Cintoia si trovava in una zona paludosa soggetta a inondazioni, per cui per renderla coltivabile fu oggetto di grandi opere di bonifica, con lo scavo di numerosi fossi che raccogliessero le acque stagnanti e le dirigessero verso l'Arno e gli affluenti minori, come la Greve. La ricchezza di legname dei vicini boschi fa ipotizzare che le prime abitazioni nella zona fossero capanne. I prati inoltre permettevano il pascolo di animali da allevamento come pecore e i maiali. Nel 723 Cintoia è citata come oggetto di una donazione del vescovo Specioso ai canonici della cattedrale fiorentina (all'epoca Santa Reparata) e vi si riporta come vi fosse già diffusa la coltivazione della vite, affiancata da filari di pioppi tra i quali si tendevano i sostegni per le viti.

I vescovi fiorentini concedevano tali terreni a contadini, tramite contratti che prevedevano anche la graduale livellazione dei terreni, ed erano infatti detti "contratti del livello". Ne resta uno datato 12 ottobre 1482 nell'Archivio capitolare fiorentino. Nel medioevo i due "popoli" di Cintoia, cioè le parrocchie qui esistenti (San Bartolo e Santa Maria), appartenevano al quartiere di Santo Spirito, una delle quattro sottodivisioni amministrative della città.

Zona poco popolata, subì uno sviluppo tra Quattro e Cinquecento, quando numerose famiglie nobili fiorentine vi si stabilirono dando nuovo impulso allo sfruttamento della terra. In particolare spiccarono i marchesi Bagnesi, i conti Galli, i marchesi Pucci, i signori Lorenzi, la nobile famiglia dei Pazzi, i marchesi Tambelloni, i marchesi Pandolfini, i marchesi Medici, i signori Deserni.
◇ ◇ ◇ ◇ ◇
**CONSEGNA**
Restituisci senza alcuna modifica il passo dell'estratto su Cintoia che va da "I vescovi fiorentini" fino a "amministrative della città.", quest'ultimo compreso. Le righe riportate qui non hanno alcun rapporto con l'estratto su Cintoia.

**DATI FORNITI**
◇ ◇ ◇ ◇ ◇
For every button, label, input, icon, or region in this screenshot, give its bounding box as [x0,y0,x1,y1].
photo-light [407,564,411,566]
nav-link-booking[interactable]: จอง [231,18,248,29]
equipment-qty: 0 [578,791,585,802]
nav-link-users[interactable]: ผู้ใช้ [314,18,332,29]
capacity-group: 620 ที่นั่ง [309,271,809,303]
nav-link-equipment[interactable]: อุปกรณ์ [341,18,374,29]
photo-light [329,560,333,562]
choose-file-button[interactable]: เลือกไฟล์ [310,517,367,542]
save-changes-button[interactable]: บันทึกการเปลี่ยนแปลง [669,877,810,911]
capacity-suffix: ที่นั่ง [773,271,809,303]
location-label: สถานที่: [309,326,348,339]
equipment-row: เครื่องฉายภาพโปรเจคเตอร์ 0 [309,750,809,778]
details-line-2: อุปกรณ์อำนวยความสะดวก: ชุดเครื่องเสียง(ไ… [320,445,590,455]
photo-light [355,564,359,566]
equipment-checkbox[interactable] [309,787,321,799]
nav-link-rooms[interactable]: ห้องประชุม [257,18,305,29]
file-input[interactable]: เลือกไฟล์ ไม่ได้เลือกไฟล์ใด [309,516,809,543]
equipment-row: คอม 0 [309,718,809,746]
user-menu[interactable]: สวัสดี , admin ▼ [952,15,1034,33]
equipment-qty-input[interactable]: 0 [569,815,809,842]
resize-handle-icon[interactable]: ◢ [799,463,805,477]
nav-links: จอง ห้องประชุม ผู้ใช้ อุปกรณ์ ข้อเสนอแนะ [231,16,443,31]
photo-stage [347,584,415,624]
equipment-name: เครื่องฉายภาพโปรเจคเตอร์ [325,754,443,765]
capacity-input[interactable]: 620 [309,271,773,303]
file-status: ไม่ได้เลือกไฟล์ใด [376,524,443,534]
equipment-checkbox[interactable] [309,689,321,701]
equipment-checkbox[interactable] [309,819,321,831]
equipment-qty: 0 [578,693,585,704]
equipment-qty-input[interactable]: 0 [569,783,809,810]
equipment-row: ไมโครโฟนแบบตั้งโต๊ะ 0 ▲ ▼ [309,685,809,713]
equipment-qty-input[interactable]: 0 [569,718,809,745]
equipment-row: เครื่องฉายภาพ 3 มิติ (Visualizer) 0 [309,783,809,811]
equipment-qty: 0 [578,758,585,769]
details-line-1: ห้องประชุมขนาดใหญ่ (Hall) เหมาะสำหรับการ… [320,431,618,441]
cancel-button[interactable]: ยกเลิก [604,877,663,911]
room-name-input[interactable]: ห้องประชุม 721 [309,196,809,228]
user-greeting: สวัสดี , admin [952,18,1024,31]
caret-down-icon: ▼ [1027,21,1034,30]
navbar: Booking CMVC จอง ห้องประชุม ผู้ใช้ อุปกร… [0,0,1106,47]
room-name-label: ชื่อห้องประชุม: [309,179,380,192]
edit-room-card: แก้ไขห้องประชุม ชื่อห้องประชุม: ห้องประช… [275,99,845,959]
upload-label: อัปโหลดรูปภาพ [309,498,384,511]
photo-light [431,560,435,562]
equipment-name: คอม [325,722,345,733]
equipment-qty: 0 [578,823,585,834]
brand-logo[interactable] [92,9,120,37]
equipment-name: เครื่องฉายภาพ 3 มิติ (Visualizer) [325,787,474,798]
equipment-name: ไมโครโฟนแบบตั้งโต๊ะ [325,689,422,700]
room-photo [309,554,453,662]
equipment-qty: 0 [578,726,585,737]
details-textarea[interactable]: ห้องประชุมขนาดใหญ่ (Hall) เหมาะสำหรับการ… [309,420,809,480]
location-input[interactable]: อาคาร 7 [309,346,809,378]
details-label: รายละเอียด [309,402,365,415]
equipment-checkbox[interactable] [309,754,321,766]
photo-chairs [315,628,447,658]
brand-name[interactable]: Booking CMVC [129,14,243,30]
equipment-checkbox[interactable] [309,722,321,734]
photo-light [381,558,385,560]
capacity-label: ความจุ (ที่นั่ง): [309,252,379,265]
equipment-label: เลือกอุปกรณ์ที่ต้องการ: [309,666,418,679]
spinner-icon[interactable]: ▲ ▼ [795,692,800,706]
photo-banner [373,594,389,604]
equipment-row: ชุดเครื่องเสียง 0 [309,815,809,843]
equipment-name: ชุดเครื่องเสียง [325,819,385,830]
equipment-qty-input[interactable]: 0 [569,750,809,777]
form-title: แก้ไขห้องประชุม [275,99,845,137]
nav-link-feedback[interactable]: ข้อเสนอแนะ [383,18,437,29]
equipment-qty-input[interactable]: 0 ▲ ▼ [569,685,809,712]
◇ ◇ ◇ ◇ ◇
**RISULTATO DELL'ESERCIZIO**
I vescovi fiorentini concedevano tali terreni a contadini, tramite contratti che prevedevano anche la graduale livellazione dei terreni, ed erano infatti detti "contratti del livello". Ne resta uno datato 12 ottobre 1482 nell'Archivio capitolare fiorentino. Nel medioevo i due "popoli" di Cintoia, cioè le parrocchie qui esistenti (San Bartolo e Santa Maria), appartenevano al quartiere di Santo Spirito, una delle quattro sottodivisioni amministrative della città.